Your objective. Check the listing below line by line and report how many lines hold "留守儿童", with no other words.
+++ Input rows
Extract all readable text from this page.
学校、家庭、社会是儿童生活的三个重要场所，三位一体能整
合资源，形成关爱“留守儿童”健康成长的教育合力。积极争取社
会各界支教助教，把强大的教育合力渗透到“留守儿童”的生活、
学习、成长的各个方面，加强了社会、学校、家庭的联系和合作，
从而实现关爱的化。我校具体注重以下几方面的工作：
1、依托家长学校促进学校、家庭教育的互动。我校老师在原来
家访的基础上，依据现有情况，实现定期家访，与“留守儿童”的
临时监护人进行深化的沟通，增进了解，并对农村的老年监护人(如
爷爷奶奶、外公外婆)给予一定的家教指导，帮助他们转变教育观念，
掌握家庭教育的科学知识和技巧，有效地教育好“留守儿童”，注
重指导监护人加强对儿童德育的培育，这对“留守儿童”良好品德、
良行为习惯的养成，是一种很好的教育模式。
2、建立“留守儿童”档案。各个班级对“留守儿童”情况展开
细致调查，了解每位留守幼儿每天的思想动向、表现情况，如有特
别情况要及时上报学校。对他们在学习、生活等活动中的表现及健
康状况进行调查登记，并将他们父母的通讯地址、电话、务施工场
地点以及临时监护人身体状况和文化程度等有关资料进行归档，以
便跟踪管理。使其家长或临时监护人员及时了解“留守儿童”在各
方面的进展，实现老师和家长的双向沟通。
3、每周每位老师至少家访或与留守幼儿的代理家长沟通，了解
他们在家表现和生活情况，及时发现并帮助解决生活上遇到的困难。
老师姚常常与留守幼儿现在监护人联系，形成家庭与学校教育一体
++++++
Final result. 7